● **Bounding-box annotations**
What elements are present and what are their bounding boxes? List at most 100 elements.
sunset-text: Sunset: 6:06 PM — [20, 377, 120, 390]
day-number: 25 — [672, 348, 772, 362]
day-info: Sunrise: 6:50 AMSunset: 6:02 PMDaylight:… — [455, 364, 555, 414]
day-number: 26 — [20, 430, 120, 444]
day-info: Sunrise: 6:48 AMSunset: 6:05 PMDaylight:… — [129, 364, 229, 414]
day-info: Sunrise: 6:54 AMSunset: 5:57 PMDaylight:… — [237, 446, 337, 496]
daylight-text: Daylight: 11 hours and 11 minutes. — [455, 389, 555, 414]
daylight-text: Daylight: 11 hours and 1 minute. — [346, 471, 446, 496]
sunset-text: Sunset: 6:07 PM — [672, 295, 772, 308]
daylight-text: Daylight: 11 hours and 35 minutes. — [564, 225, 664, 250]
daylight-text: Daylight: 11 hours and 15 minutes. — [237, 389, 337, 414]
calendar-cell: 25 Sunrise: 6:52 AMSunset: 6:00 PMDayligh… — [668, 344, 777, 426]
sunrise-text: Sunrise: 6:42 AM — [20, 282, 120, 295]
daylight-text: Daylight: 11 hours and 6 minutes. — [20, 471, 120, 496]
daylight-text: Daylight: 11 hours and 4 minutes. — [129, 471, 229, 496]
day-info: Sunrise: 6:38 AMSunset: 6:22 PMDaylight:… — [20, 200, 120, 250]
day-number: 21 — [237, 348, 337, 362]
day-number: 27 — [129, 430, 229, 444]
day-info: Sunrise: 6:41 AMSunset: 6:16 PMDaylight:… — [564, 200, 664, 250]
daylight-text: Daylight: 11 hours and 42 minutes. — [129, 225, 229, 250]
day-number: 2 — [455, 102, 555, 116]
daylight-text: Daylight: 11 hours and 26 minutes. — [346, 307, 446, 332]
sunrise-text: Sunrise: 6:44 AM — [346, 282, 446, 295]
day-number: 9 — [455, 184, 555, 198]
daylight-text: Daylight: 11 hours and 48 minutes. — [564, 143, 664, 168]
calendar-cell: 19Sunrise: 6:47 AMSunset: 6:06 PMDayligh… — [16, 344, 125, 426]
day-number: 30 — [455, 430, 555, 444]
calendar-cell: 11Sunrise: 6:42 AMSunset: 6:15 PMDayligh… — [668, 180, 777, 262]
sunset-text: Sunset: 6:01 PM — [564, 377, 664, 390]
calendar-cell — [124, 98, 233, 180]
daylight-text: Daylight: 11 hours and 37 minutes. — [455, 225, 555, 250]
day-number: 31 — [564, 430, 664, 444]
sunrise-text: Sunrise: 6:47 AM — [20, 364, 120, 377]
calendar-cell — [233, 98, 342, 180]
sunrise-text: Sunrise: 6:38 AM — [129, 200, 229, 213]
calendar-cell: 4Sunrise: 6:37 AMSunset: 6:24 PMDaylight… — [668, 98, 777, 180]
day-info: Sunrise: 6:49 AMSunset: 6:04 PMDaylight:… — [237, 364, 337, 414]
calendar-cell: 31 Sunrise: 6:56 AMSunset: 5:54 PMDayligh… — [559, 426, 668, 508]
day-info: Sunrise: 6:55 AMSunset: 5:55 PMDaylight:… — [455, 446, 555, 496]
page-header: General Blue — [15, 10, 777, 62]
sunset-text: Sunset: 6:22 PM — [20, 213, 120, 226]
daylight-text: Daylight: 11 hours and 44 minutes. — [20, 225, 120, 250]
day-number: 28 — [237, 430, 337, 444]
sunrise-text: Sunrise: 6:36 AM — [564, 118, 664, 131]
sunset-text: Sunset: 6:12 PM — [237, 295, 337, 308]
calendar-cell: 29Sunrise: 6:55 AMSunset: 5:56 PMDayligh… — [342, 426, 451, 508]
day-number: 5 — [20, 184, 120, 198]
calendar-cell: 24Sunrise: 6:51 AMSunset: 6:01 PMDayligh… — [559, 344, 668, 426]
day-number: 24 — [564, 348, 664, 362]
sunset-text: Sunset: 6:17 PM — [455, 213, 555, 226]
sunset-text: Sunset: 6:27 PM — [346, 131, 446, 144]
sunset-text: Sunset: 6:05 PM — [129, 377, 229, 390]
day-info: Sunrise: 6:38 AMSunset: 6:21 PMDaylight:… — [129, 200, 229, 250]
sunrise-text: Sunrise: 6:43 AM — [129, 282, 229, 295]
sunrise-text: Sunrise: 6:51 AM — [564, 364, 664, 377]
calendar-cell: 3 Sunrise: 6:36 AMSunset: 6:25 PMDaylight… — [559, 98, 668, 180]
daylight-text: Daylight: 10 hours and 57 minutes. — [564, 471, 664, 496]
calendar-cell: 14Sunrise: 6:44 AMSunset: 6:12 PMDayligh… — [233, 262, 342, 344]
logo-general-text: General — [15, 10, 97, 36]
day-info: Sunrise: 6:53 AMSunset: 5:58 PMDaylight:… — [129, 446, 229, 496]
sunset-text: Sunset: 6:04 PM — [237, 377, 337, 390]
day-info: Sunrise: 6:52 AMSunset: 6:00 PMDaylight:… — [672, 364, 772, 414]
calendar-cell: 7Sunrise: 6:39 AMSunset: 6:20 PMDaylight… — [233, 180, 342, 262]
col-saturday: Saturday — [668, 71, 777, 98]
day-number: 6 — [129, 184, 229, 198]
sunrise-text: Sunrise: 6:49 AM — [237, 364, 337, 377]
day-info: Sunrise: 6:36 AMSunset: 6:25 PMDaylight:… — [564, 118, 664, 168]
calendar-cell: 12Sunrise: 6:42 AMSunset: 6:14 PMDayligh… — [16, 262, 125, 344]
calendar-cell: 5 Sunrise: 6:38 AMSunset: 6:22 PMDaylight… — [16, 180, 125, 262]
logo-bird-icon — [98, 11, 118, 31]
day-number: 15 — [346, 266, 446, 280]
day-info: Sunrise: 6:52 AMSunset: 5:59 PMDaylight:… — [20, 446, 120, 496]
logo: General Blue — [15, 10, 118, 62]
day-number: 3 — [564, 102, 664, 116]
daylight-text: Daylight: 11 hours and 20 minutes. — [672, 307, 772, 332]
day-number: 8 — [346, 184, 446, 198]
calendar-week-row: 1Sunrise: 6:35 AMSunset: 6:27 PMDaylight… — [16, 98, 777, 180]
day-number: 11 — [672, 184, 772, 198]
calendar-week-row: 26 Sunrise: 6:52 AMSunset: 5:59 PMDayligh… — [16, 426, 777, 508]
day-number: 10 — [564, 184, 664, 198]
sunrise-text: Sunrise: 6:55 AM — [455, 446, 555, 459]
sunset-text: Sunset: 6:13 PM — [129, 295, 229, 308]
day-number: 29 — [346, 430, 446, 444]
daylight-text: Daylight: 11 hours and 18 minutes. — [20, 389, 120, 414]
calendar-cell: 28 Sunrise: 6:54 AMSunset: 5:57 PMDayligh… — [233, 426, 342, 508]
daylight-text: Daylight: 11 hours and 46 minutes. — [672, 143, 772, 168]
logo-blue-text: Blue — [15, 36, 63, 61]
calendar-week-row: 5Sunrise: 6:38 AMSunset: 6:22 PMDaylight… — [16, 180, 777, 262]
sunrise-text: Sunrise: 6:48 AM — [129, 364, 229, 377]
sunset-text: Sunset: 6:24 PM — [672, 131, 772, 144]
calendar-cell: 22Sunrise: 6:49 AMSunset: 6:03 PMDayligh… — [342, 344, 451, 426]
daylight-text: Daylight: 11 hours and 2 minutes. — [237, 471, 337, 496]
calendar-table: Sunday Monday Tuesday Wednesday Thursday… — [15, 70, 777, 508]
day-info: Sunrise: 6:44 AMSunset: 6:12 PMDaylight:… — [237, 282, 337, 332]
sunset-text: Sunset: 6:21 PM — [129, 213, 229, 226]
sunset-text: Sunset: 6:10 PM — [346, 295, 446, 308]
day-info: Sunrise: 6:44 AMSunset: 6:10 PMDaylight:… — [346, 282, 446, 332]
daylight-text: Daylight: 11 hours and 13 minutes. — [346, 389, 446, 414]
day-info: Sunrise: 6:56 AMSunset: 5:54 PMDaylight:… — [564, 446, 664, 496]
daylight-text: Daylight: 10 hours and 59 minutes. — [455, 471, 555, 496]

● **Your goal**
Return the material word for word, from its very first line down through the line containing "daylight-text: Daylight: 11 hours and 4 minutes.", including both of those lines.

● **Reply**
What elements are present and what are their bounding boxes? List at most 100 elements.
sunset-text: Sunset: 6:06 PM — [20, 377, 120, 390]
day-number: 25 — [672, 348, 772, 362]
day-info: Sunrise: 6:50 AMSunset: 6:02 PMDaylight:… — [455, 364, 555, 414]
day-number: 26 — [20, 430, 120, 444]
day-info: Sunrise: 6:48 AMSunset: 6:05 PMDaylight:… — [129, 364, 229, 414]
day-info: Sunrise: 6:54 AMSunset: 5:57 PMDaylight:… — [237, 446, 337, 496]
daylight-text: Daylight: 11 hours and 11 minutes. — [455, 389, 555, 414]
daylight-text: Daylight: 11 hours and 1 minute. — [346, 471, 446, 496]
sunset-text: Sunset: 6:07 PM — [672, 295, 772, 308]
daylight-text: Daylight: 11 hours and 35 minutes. — [564, 225, 664, 250]
daylight-text: Daylight: 11 hours and 15 minutes. — [237, 389, 337, 414]
calendar-cell: 25 Sunrise: 6:52 AMSunset: 6:00 PMDayligh… — [668, 344, 777, 426]
sunrise-text: Sunrise: 6:42 AM — [20, 282, 120, 295]
daylight-text: Daylight: 11 hours and 6 minutes. — [20, 471, 120, 496]
daylight-text: Daylight: 11 hours and 4 minutes. — [129, 471, 229, 496]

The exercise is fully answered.